Quote the whole listing exactly. Leave the pictures out of your copy.

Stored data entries
########

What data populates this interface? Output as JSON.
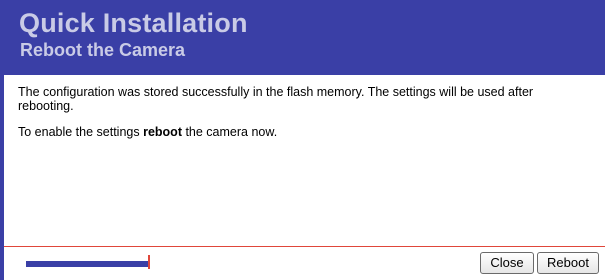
{
  "header": {
    "title": "Quick Installation",
    "subtitle": "Reboot the Camera"
  },
  "content": {
    "paragraph1": "The configuration was stored successfully in the flash memory. The settings will be used after rebooting.",
    "paragraph2_prefix": "To enable the settings ",
    "paragraph2_bold": "reboot",
    "paragraph2_suffix": " the camera now."
  },
  "progress": {
    "fill_fraction": 1.0
  },
  "buttons": {
    "close_label": "Close",
    "reboot_label": "Reboot"
  },
  "colors": {
    "header_bg": "#3a3fa6",
    "header_text": "#c9cbe6",
    "accent_red": "#e0463a"
  }
}
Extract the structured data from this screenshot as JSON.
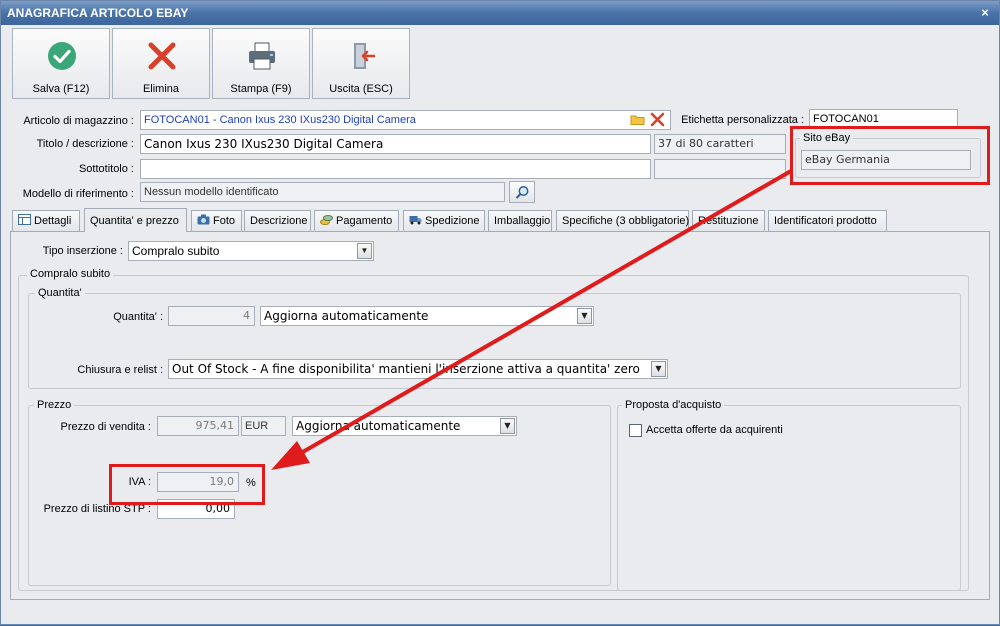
{
  "window": {
    "title": "ANAGRAFICA ARTICOLO EBAY",
    "close_label": "×"
  },
  "toolbar": {
    "save": {
      "label": "Salva (F12)",
      "icon": "check-circle-icon"
    },
    "delete": {
      "label": "Elimina",
      "icon": "red-x-icon"
    },
    "print": {
      "label": "Stampa (F9)",
      "icon": "printer-icon"
    },
    "exit": {
      "label": "Uscita (ESC)",
      "icon": "exit-door-icon"
    }
  },
  "header": {
    "articolo_label": "Articolo di magazzino :",
    "articolo_value": "FOTOCAN01 - Canon Ixus 230 IXus230 Digital Camera",
    "etichetta_label": "Etichetta personalizzata :",
    "etichetta_value": "FOTOCAN01",
    "titolo_label": "Titolo / descrizione :",
    "titolo_value": "Canon Ixus 230 IXus230 Digital Camera",
    "titolo_counter": "37 di 80 caratteri",
    "sottotitolo_label": "Sottotitolo :",
    "sottotitolo_value": "",
    "modello_label": "Modello di riferimento :",
    "modello_value": "Nessun modello identificato",
    "sito_label": "Sito eBay",
    "sito_value": "eBay Germania"
  },
  "tabs": [
    {
      "label": "Dettagli",
      "icon": "table-icon"
    },
    {
      "label": "Quantita' e prezzo",
      "icon": ""
    },
    {
      "label": "Foto",
      "icon": "camera-icon"
    },
    {
      "label": "Descrizione",
      "icon": ""
    },
    {
      "label": "Pagamento",
      "icon": "coins-icon"
    },
    {
      "label": "Spedizione",
      "icon": "truck-icon"
    },
    {
      "label": "Imballaggio",
      "icon": ""
    },
    {
      "label": "Specifiche (3 obbligatorie)",
      "icon": ""
    },
    {
      "label": "Restituzione",
      "icon": ""
    },
    {
      "label": "Identificatori prodotto",
      "icon": ""
    }
  ],
  "panel": {
    "tipo_label": "Tipo inserzione :",
    "tipo_value": "Compralo subito",
    "compralo_group": "Compralo subito",
    "quantita_group": "Quantita'",
    "quantita_label": "Quantita' :",
    "quantita_value": "4",
    "quantita_mode": "Aggiorna automaticamente",
    "chiusura_label": "Chiusura e relist :",
    "chiusura_value": "Out Of Stock - A fine disponibilita' mantieni l'inserzione attiva a quantita' zero",
    "prezzo_group": "Prezzo",
    "prezzo_label": "Prezzo di vendita :",
    "prezzo_value": "975,41",
    "prezzo_currency": "EUR",
    "prezzo_mode": "Aggiorna automaticamente",
    "iva_label": "IVA :",
    "iva_value": "19,0",
    "iva_unit": "%",
    "listino_label": "Prezzo di listino STP :",
    "listino_value": "0,00",
    "proposta_group": "Proposta d'acquisto",
    "accetta_label": "Accetta offerte da acquirenti"
  },
  "colors": {
    "annotation": "#e01b1b",
    "titlebar": "#4a73a8",
    "link_text": "#1f3ec2"
  }
}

########

Completed exercise >>
What data populates this interface? Output as JSON.
{
  "header": {
    "title": "Quick Installation",
    "subtitle": "Reboot the Camera"
  },
  "content": {
    "paragraph1": "The configuration was stored successfully in the flash memory. The settings will be used after rebooting.",
    "paragraph2_prefix": "To enable the settings ",
    "paragraph2_bold": "reboot",
    "paragraph2_suffix": " the camera now."
  },
  "progress": {
    "fill_fraction": 1.0
  },
  "buttons": {
    "close_label": "Close",
    "reboot_label": "Reboot"
  },
  "colors": {
    "header_bg": "#3a3fa6",
    "header_text": "#c9cbe6",
    "accent_red": "#e0463a"
  }
}
Extract the structured data from this screenshot as JSON.
{
  "window": {
    "title": "ANAGRAFICA ARTICOLO EBAY",
    "close_label": "×"
  },
  "toolbar": {
    "save": {
      "label": "Salva (F12)",
      "icon": "check-circle-icon"
    },
    "delete": {
      "label": "Elimina",
      "icon": "red-x-icon"
    },
    "print": {
      "label": "Stampa (F9)",
      "icon": "printer-icon"
    },
    "exit": {
      "label": "Uscita (ESC)",
      "icon": "exit-door-icon"
    }
  },
  "header": {
    "articolo_label": "Articolo di magazzino :",
    "articolo_value": "FOTOCAN01 - Canon Ixus 230 IXus230 Digital Camera",
    "etichetta_label": "Etichetta personalizzata :",
    "etichetta_value": "FOTOCAN01",
    "titolo_label": "Titolo / descrizione :",
    "titolo_value": "Canon Ixus 230 IXus230 Digital Camera",
    "titolo_counter": "37 di 80 caratteri",
    "sottotitolo_label": "Sottotitolo :",
    "sottotitolo_value": "",
    "modello_label": "Modello di riferimento :",
    "modello_value": "Nessun modello identificato",
    "sito_label": "Sito eBay",
    "sito_value": "eBay Germania"
  },
  "tabs": [
    {
      "label": "Dettagli",
      "icon": "table-icon"
    },
    {
      "label": "Quantita' e prezzo",
      "icon": ""
    },
    {
      "label": "Foto",
      "icon": "camera-icon"
    },
    {
      "label": "Descrizione",
      "icon": ""
    },
    {
      "label": "Pagamento",
      "icon": "coins-icon"
    },
    {
      "label": "Spedizione",
      "icon": "truck-icon"
    },
    {
      "label": "Imballaggio",
      "icon": ""
    },
    {
      "label": "Specifiche (3 obbligatorie)",
      "icon": ""
    },
    {
      "label": "Restituzione",
      "icon": ""
    },
    {
      "label": "Identificatori prodotto",
      "icon": ""
    }
  ],
  "panel": {
    "tipo_label": "Tipo inserzione :",
    "tipo_value": "Compralo subito",
    "compralo_group": "Compralo subito",
    "quantita_group": "Quantita'",
    "quantita_label": "Quantita' :",
    "quantita_value": "4",
    "quantita_mode": "Aggiorna automaticamente",
    "chiusura_label": "Chiusura e relist :",
    "chiusura_value": "Out Of Stock - A fine disponibilita' mantieni l'inserzione attiva a quantita' zero",
    "prezzo_group": "Prezzo",
    "prezzo_label": "Prezzo di vendita :",
    "prezzo_value": "975,41",
    "prezzo_currency": "EUR",
    "prezzo_mode": "Aggiorna automaticamente",
    "iva_label": "IVA :",
    "iva_value": "19,0",
    "iva_unit": "%",
    "listino_label": "Prezzo di listino STP :",
    "listino_value": "0,00",
    "proposta_group": "Proposta d'acquisto",
    "accetta_label": "Accetta offerte da acquirenti"
  },
  "colors": {
    "annotation": "#e01b1b",
    "titlebar": "#4a73a8",
    "link_text": "#1f3ec2"
  }
}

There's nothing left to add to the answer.